--- begin ---

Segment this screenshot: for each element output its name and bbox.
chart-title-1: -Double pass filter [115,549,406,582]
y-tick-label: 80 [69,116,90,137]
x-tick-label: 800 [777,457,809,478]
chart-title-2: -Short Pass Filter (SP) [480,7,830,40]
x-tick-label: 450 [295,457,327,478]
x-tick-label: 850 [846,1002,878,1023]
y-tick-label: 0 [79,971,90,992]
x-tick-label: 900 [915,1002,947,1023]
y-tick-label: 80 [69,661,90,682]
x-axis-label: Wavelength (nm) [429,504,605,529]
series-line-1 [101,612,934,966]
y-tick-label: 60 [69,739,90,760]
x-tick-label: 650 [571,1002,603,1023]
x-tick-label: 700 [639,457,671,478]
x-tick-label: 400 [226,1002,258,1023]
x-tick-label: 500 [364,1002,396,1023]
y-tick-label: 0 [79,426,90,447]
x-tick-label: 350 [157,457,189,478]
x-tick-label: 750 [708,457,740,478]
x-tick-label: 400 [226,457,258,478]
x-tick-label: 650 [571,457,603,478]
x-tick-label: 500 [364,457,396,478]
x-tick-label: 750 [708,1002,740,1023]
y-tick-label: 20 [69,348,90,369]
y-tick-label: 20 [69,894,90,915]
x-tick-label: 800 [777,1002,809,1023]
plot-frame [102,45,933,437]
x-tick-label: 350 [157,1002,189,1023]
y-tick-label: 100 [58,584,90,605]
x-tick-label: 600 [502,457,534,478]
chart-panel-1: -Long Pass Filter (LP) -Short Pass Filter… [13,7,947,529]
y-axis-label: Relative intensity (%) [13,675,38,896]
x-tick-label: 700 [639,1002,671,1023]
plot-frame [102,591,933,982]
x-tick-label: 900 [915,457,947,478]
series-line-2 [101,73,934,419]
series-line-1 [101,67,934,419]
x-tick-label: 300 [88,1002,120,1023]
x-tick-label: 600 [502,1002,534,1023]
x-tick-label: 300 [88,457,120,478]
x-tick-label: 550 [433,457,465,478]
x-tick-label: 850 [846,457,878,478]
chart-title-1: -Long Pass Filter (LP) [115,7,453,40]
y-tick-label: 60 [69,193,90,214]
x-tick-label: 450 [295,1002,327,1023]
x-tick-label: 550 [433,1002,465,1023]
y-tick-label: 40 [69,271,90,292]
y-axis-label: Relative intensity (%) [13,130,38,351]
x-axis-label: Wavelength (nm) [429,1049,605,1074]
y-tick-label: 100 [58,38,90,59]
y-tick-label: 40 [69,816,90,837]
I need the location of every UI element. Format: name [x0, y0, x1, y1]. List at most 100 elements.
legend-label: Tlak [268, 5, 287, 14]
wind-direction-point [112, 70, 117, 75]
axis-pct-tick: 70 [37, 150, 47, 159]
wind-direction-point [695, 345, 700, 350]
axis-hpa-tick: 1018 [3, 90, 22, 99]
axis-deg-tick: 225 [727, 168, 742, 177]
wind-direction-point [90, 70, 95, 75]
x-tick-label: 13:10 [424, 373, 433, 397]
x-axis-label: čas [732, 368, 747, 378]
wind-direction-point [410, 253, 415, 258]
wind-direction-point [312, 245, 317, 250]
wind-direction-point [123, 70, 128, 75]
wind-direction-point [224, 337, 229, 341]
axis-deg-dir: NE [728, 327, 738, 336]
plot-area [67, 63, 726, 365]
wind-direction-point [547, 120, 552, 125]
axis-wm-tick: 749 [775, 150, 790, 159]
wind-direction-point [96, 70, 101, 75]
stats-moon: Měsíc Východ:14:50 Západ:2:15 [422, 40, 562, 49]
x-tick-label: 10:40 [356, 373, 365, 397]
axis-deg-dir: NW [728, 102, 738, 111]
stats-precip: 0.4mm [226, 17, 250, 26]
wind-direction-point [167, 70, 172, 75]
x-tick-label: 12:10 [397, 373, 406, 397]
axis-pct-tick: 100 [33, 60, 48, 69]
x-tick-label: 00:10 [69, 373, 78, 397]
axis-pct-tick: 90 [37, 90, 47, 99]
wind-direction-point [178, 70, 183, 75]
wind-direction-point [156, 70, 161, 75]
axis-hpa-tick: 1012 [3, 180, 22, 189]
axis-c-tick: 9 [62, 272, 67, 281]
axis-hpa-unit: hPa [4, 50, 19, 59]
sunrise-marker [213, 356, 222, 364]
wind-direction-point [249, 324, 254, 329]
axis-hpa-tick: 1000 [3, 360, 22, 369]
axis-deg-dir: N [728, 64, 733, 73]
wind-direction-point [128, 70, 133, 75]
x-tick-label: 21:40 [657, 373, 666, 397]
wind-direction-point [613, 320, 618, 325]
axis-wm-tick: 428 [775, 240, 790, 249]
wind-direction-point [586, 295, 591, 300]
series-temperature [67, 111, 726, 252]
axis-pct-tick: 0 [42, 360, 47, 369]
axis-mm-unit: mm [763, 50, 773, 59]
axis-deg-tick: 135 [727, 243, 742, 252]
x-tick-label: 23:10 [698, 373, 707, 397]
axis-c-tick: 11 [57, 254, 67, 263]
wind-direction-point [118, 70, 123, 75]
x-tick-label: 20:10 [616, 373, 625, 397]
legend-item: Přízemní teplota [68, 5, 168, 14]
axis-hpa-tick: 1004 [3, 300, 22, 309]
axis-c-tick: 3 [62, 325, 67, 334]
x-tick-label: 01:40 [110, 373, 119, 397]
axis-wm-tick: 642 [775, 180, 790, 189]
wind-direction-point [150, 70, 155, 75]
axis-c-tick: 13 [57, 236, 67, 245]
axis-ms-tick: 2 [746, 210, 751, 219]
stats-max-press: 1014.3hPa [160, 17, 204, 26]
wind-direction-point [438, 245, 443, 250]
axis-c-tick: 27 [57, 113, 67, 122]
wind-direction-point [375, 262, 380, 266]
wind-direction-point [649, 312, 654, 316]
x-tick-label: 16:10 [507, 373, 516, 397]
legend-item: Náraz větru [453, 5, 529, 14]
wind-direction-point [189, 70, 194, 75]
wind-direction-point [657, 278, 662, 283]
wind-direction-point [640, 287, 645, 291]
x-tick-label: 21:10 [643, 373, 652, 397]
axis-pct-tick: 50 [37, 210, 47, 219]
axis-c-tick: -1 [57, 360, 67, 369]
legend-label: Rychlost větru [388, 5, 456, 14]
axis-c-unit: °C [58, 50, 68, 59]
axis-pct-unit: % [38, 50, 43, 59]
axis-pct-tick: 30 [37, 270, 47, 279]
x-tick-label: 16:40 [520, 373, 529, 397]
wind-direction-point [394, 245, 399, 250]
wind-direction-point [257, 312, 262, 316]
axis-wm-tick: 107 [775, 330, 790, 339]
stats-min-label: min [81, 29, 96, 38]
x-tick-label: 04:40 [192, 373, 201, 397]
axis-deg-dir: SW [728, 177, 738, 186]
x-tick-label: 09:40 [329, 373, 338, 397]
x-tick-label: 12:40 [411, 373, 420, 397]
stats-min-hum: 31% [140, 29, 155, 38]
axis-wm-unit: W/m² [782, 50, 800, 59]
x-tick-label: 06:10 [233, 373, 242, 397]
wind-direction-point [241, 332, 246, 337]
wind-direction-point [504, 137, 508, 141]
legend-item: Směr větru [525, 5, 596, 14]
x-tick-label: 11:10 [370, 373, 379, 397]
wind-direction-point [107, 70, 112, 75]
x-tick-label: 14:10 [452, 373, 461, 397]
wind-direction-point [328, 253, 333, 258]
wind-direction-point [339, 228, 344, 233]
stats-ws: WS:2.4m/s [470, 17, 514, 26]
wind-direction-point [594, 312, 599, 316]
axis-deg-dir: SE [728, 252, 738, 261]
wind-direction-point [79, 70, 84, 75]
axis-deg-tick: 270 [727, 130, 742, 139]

--- end ---

GIVEN TASK> Please recast the data, from its first line through the line containing "y-tick-label: 60 [69,739,90,760]", as a Markdown table with the columns "Index" and "Text". Give one row per line with its running number, include both end lines, and leave out blank lines.

TASK OUTPUT>
| Index | Text |
|---|---|
| 1 | Segment this screenshot: for each element output its name and bbox. |
| 2 | chart-title-1: -Double pass filter [115,549,406,582] |
| 3 | y-tick-label: 80 [69,116,90,137] |
| 4 | x-tick-label: 800 [777,457,809,478] |
| 5 | chart-title-2: -Short Pass Filter (SP) [480,7,830,40] |
| 6 | x-tick-label: 450 [295,457,327,478] |
| 7 | x-tick-label: 850 [846,1002,878,1023] |
| 8 | y-tick-label: 0 [79,971,90,992] |
| 9 | x-tick-label: 900 [915,1002,947,1023] |
| 10 | y-tick-label: 80 [69,661,90,682] |
| 11 | x-axis-label: Wavelength (nm) [429,504,605,529] |
| 12 | series-line-1 [101,612,934,966] |
| 13 | y-tick-label: 60 [69,739,90,760] |